(A block of data)
★ ★ ★ ★ ★

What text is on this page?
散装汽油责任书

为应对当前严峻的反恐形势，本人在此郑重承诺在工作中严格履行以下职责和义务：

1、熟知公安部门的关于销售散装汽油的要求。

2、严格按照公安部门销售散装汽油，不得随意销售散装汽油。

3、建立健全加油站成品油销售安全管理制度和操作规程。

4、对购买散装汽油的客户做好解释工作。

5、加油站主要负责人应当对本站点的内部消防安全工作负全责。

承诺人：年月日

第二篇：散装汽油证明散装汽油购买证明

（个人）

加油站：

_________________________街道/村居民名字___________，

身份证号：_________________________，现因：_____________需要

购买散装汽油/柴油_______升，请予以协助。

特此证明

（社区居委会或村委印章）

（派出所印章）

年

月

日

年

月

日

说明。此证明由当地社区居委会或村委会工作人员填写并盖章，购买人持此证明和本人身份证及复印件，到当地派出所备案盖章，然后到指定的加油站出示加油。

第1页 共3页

★ ★ ★ ★ ★

Given instruction → Write out the full listing exactly as given.

Finished answer →
What text is on this page?
散装汽油责任书

为应对当前严峻的反恐形势，本人在此郑重承诺在工作中严格履行以下职责和义务：

1、熟知公安部门的关于销售散装汽油的要求。

2、严格按照公安部门销售散装汽油，不得随意销售散装汽油。

3、建立健全加油站成品油销售安全管理制度和操作规程。

4、对购买散装汽油的客户做好解释工作。

5、加油站主要负责人应当对本站点的内部消防安全工作负全责。

承诺人：年月日

第二篇：散装汽油证明散装汽油购买证明

（个人）

加油站：

_________________________街道/村居民名字___________，

身份证号：_________________________，现因：_____________需要

购买散装汽油/柴油_______升，请予以协助。

特此证明

（社区居委会或村委印章）

（派出所印章）

年

月

日

年

月

日

说明。此证明由当地社区居委会或村委会工作人员填写并盖章，购买人持此证明和本人身份证及复印件，到当地派出所备案盖章，然后到指定的加油站出示加油。

第1页 共3页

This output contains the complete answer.